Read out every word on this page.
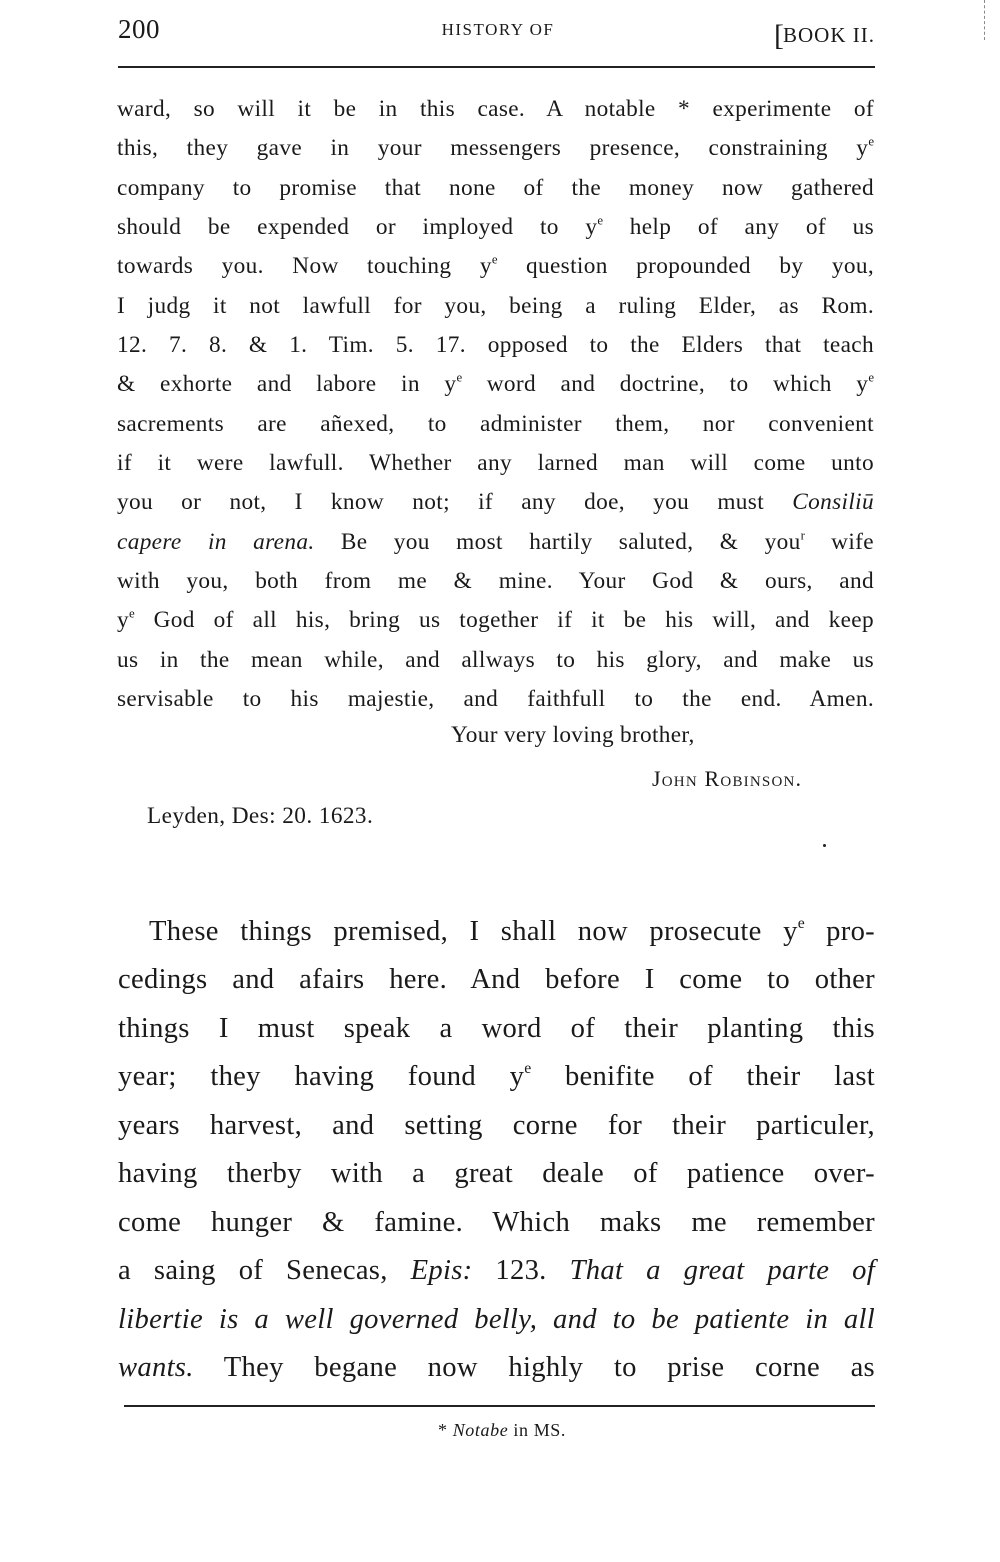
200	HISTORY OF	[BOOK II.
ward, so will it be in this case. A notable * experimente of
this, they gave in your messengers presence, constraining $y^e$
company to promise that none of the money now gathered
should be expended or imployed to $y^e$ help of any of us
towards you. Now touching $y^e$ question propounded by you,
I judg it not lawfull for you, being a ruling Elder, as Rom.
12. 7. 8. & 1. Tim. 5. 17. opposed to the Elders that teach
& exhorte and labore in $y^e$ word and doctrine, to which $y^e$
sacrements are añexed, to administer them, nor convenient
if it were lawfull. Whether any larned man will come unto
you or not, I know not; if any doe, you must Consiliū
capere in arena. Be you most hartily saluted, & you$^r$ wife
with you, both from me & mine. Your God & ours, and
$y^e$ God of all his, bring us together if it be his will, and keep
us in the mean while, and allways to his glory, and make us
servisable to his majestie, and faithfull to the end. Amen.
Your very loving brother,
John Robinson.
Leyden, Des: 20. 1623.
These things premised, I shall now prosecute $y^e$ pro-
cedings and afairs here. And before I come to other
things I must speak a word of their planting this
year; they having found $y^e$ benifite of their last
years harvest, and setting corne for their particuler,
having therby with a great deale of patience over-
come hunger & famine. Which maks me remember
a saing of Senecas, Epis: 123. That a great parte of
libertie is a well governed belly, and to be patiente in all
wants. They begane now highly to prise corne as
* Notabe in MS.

###

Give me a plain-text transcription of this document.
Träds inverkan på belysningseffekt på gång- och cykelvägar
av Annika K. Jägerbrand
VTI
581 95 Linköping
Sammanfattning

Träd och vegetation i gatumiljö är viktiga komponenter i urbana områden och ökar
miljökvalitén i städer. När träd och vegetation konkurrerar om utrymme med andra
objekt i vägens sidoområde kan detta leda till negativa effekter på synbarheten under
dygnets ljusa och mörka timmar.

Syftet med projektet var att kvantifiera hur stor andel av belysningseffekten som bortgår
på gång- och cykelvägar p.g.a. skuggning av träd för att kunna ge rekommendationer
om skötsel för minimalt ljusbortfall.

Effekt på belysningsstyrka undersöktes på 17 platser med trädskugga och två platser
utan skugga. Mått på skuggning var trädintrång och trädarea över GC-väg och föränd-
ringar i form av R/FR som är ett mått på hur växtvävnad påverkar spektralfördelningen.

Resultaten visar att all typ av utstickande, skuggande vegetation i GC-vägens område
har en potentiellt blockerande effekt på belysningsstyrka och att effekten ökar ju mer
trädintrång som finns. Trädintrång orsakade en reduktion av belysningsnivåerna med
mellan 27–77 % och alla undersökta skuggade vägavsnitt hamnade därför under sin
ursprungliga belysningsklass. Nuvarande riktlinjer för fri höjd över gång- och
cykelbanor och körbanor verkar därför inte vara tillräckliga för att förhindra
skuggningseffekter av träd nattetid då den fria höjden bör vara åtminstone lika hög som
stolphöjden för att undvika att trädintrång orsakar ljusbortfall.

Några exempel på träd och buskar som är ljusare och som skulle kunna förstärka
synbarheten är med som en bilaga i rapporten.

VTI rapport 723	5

###

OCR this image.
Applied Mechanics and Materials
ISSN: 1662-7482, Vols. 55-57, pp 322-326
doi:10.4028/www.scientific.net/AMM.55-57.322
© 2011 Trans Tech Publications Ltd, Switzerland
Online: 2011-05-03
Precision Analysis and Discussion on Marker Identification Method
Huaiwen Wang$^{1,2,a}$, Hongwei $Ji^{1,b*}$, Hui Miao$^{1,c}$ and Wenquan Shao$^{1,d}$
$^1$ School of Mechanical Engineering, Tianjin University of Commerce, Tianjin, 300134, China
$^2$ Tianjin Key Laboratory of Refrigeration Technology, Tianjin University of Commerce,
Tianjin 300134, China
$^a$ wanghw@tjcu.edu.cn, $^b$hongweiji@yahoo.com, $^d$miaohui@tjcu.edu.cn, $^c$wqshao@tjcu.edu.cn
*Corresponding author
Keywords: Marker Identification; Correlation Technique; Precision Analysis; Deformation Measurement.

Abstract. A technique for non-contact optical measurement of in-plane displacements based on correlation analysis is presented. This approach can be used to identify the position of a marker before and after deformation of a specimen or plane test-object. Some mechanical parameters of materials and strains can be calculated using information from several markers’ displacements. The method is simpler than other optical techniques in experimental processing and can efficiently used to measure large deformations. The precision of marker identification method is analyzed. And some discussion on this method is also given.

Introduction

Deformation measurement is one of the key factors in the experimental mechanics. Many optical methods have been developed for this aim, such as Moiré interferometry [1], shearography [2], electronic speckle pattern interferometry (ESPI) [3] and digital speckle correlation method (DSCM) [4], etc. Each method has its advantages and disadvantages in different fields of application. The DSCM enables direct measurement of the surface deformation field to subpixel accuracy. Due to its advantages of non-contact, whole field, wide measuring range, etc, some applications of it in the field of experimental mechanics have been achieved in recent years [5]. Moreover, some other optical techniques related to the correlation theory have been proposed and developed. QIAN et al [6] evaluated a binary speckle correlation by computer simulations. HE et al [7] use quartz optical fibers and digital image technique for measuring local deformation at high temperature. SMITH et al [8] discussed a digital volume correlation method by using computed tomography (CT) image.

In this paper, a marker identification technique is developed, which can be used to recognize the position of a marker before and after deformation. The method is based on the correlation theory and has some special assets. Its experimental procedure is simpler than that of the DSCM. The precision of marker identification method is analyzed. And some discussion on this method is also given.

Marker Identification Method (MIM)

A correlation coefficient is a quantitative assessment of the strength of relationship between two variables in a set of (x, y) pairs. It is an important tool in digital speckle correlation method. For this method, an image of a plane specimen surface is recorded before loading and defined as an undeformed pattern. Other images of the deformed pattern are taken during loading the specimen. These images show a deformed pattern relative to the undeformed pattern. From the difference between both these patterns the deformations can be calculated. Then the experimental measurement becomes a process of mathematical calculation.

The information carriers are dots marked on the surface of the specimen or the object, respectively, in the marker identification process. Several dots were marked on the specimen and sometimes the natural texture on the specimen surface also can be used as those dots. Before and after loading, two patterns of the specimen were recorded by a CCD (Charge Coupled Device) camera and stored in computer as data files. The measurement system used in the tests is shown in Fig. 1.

###

**Stated problem**
Identify and copy lines that hold the string "vegetation".

**Result of the exercise**
Träd och vegetation i gatumiljö är viktiga komponenter i urbana områden och ökar
miljökvalitén i städer. När träd och vegetation konkurrerar om utrymme med andra
Resultaten visar att all typ av utstickande, skuggande vegetation i GC-vägens område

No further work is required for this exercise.